# Rows from a figure dataset:
***

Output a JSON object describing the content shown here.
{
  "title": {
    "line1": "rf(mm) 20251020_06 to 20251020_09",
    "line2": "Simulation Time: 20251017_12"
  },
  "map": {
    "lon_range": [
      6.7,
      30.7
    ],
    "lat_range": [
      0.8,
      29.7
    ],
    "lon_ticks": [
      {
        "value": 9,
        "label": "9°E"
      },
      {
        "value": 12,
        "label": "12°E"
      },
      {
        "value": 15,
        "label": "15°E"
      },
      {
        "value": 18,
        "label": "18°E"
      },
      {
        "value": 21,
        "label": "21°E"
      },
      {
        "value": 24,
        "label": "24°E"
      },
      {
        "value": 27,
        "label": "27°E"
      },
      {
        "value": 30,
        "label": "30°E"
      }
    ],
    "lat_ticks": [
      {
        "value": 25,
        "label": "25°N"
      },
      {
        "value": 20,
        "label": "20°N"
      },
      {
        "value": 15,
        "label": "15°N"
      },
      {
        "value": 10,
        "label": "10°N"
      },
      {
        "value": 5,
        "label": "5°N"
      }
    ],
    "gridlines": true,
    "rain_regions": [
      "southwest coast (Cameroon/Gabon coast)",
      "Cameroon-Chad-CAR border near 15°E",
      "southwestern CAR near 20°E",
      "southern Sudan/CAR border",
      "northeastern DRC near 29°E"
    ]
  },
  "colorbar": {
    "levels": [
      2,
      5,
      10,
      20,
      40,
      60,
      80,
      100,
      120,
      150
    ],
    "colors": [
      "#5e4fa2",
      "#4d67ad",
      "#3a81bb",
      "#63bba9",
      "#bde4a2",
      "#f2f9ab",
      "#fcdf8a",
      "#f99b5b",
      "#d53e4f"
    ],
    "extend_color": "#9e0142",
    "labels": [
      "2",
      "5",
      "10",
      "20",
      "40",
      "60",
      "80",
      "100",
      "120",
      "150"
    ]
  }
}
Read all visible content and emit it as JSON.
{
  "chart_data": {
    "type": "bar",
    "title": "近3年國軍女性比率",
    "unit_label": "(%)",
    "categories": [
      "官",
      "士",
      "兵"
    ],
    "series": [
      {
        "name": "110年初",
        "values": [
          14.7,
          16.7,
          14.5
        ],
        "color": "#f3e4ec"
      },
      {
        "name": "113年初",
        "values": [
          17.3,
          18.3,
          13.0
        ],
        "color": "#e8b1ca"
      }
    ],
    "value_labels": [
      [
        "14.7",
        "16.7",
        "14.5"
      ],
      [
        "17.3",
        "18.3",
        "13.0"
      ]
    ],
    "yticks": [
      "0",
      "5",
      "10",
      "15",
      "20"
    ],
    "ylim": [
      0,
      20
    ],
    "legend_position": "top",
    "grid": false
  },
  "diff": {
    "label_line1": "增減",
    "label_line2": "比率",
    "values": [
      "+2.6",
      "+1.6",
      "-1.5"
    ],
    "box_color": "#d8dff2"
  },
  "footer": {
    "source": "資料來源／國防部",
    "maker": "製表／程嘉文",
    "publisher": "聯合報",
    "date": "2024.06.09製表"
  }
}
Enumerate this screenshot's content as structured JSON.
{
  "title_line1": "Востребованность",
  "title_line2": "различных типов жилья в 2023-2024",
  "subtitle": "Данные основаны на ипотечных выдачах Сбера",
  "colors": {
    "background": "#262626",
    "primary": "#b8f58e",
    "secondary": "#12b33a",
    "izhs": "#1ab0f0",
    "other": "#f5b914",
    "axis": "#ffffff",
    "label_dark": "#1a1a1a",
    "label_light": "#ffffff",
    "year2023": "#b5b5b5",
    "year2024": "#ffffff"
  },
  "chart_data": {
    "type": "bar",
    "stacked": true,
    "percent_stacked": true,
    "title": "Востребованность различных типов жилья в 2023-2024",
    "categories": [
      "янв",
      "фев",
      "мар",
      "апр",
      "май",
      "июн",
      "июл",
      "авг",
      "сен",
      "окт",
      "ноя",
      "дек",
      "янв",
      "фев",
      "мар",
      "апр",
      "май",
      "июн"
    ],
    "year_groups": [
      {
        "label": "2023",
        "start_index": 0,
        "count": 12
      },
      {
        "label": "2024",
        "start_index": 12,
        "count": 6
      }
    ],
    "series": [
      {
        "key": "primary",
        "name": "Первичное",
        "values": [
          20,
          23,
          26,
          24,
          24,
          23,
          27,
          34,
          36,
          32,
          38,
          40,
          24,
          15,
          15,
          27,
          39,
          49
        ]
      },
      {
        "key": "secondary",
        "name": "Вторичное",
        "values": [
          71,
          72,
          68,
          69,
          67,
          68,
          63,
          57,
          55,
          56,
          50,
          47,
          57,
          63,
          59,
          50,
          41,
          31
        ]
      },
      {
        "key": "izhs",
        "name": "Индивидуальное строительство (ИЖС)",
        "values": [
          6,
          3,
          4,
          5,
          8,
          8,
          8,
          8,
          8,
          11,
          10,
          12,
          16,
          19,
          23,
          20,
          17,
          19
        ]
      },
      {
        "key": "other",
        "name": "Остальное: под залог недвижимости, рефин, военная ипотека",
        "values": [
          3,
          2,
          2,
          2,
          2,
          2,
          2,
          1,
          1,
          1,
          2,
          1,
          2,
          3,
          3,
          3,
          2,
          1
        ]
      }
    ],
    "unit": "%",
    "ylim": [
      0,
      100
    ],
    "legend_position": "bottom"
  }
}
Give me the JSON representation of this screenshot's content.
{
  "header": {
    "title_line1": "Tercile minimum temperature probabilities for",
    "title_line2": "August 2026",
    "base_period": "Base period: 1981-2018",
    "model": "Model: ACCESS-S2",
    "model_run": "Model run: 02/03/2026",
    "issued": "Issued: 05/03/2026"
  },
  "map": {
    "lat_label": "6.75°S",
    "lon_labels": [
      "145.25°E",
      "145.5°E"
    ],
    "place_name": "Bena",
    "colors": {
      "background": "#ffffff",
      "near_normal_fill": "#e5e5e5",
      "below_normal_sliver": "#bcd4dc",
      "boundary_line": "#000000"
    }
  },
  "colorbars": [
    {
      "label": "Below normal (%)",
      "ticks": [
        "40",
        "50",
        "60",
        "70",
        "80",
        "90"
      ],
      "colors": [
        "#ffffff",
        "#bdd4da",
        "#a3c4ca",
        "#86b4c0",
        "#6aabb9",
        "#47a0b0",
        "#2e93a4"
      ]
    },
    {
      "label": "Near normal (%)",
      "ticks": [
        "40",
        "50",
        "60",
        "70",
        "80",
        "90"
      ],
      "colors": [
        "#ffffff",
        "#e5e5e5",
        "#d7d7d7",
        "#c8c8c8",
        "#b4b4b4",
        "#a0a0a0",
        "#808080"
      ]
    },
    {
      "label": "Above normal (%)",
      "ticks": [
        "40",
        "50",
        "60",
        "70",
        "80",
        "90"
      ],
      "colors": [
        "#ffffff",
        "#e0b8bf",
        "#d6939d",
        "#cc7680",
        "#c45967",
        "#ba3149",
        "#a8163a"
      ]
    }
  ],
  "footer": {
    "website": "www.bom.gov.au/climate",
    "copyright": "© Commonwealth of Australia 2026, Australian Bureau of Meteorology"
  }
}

***

# YOUR TASK:
From the listing above, extract every line exactly as it stands.

# EXERCISE RESPONSE:
Output a JSON object describing the content shown here.
{
  "title": {
    "line1": "rf(mm) 20251020_06 to 20251020_09",
    "line2": "Simulation Time: 20251017_12"
  },
  "map": {
    "lon_range": [
      6.7,
      30.7
    ],
    "lat_range": [
      0.8,
      29.7
    ],
    "lon_ticks": [
      {
        "value": 9,
        "label": "9°E"
      },
      {
        "value": 12,
        "label": "12°E"
      },
      {
        "value": 15,
        "label": "15°E"
      },
      {
        "value": 18,
        "label": "18°E"
      },
      {
        "value": 21,
        "label": "21°E"
      },
      {
        "value": 24,
        "label": "24°E"
      },
      {
        "value": 27,
        "label": "27°E"
      },
      {
        "value": 30,
        "label": "30°E"
      }
    ],
    "lat_ticks": [
      {
        "value": 25,
        "label": "25°N"
      },
      {
        "value": 20,
        "label": "20°N"
      },
      {
        "value": 15,
        "label": "15°N"
      },
      {
        "value": 10,
        "label": "10°N"
      },
      {
        "value": 5,
        "label": "5°N"
      }
    ],
    "gridlines": true,
    "rain_regions": [
      "southwest coast (Cameroon/Gabon coast)",
      "Cameroon-Chad-CAR border near 15°E",
      "southwestern CAR near 20°E",
      "southern Sudan/CAR border",
      "northeastern DRC near 29°E"
    ]
  },
  "colorbar": {
    "levels": [
      2,
      5,
      10,
      20,
      40,
      60,
      80,
      100,
      120,
      150
    ],
    "colors": [
      "#5e4fa2",
      "#4d67ad",
      "#3a81bb",
      "#63bba9",
      "#bde4a2",
      "#f2f9ab",
      "#fcdf8a",
      "#f99b5b",
      "#d53e4f"
    ],
    "extend_color": "#9e0142",
    "labels": [
      "2",
      "5",
      "10",
      "20",
      "40",
      "60",
      "80",
      "100",
      "120",
      "150"
    ]
  }
}
Read all visible content and emit it as JSON.
{
  "chart_data": {
    "type": "bar",
    "title": "近3年國軍女性比率",
    "unit_label": "(%)",
    "categories": [
      "官",
      "士",
      "兵"
    ],
    "series": [
      {
        "name": "110年初",
        "values": [
          14.7,
          16.7,
          14.5
        ],
        "color": "#f3e4ec"
      },
      {
        "name": "113年初",
        "values": [
          17.3,
          18.3,
          13.0
        ],
        "color": "#e8b1ca"
      }
    ],
    "value_labels": [
      [
        "14.7",
        "16.7",
        "14.5"
      ],
      [
        "17.3",
        "18.3",
        "13.0"
      ]
    ],
    "yticks": [
      "0",
      "5",
      "10",
      "15",
      "20"
    ],
    "ylim": [
      0,
      20
    ],
    "legend_position": "top",
    "grid": false
  },
  "diff": {
    "label_line1": "增減",
    "label_line2": "比率",
    "values": [
      "+2.6",
      "+1.6",
      "-1.5"
    ],
    "box_color": "#d8dff2"
  },
  "footer": {
    "source": "資料來源／國防部",
    "maker": "製表／程嘉文",
    "publisher": "聯合報",
    "date": "2024.06.09製表"
  }
}
Enumerate this screenshot's content as structured JSON.
{
  "title_line1": "Востребованность",
  "title_line2": "различных типов жилья в 2023-2024",
  "subtitle": "Данные основаны на ипотечных выдачах Сбера",
  "colors": {
    "background": "#262626",
    "primary": "#b8f58e",
    "secondary": "#12b33a",
    "izhs": "#1ab0f0",
    "other": "#f5b914",
    "axis": "#ffffff",
    "label_dark": "#1a1a1a",
    "label_light": "#ffffff",
    "year2023": "#b5b5b5",
    "year2024": "#ffffff"
  },
  "chart_data": {
    "type": "bar",
    "stacked": true,
    "percent_stacked": true,
    "title": "Востребованность различных типов жилья в 2023-2024",
    "categories": [
      "янв",
      "фев",
      "мар",
      "апр",
      "май",
      "июн",
      "июл",
      "авг",
      "сен",
      "окт",
      "ноя",
      "дек",
      "янв",
      "фев",
      "мар",
      "апр",
      "май",
      "июн"
    ],
    "year_groups": [
      {
        "label": "2023",
        "start_index": 0,
        "count": 12
      },
      {
        "label": "2024",
        "start_index": 12,
        "count": 6
      }
    ],
    "series": [
      {
        "key": "primary",
        "name": "Первичное",
        "values": [
          20,
          23,
          26,
          24,
          24,
          23,
          27,
          34,
          36,
          32,
          38,
          40,
          24,
          15,
          15,
          27,
          39,
          49
        ]
      },
      {
        "key": "secondary",
        "name": "Вторичное",
        "values": [
          71,
          72,
          68,
          69,
          67,
          68,
          63,
          57,
          55,
          56,
          50,
          47,
          57,
          63,
          59,
          50,
          41,
          31
        ]
      },
      {
        "key": "izhs",
        "name": "Индивидуальное строительство (ИЖС)",
        "values": [
          6,
          3,
          4,
          5,
          8,
          8,
          8,
          8,
          8,
          11,
          10,
          12,
          16,
          19,
          23,
          20,
          17,
          19
        ]
      },
      {
        "key": "other",
        "name": "Остальное: под залог недвижимости, рефин, военная ипотека",
        "values": [
          3,
          2,
          2,
          2,
          2,
          2,
          2,
          1,
          1,
          1,
          2,
          1,
          2,
          3,
          3,
          3,
          2,
          1
        ]
      }
    ],
    "unit": "%",
    "ylim": [
      0,
      100
    ],
    "legend_position": "bottom"
  }
}
Give me the JSON representation of this screenshot's content.
{
  "header": {
    "title_line1": "Tercile minimum temperature probabilities for",
    "title_line2": "August 2026",
    "base_period": "Base period: 1981-2018",
    "model": "Model: ACCESS-S2",
    "model_run": "Model run: 02/03/2026",
    "issued": "Issued: 05/03/2026"
  },
  "map": {
    "lat_label": "6.75°S",
    "lon_labels": [
      "145.25°E",
      "145.5°E"
    ],
    "place_name": "Bena",
    "colors": {
      "background": "#ffffff",
      "near_normal_fill": "#e5e5e5",
      "below_normal_sliver": "#bcd4dc",
      "boundary_line": "#000000"
    }
  },
  "colorbars": [
    {
      "label": "Below normal (%)",
      "ticks": [
        "40",
        "50",
        "60",
        "70",
        "80",
        "90"
      ],
      "colors": [
        "#ffffff",
        "#bdd4da",
        "#a3c4ca",
        "#86b4c0",
        "#6aabb9",
        "#47a0b0",
        "#2e93a4"
      ]
    },
    {
      "label": "Near normal (%)",
      "ticks": [
        "40",
        "50",
        "60",
        "70",
        "80",
        "90"
      ],
      "colors": [
        "#ffffff",
        "#e5e5e5",
        "#d7d7d7",
        "#c8c8c8",
        "#b4b4b4",
        "#a0a0a0",
        "#808080"
      ]
    },
    {
      "label": "Above normal (%)",
      "ticks": [
        "40",
        "50",
        "60",
        "70",
        "80",
        "90"
      ],
      "colors": [
        "#ffffff",
        "#e0b8bf",
        "#d6939d",
        "#cc7680",
        "#c45967",
        "#ba3149",
        "#a8163a"
      ]
    }
  ],
  "footer": {
    "website": "www.bom.gov.au/climate",
    "copyright": "© Commonwealth of Australia 2026, Australian Bureau of Meteorology"
  }
}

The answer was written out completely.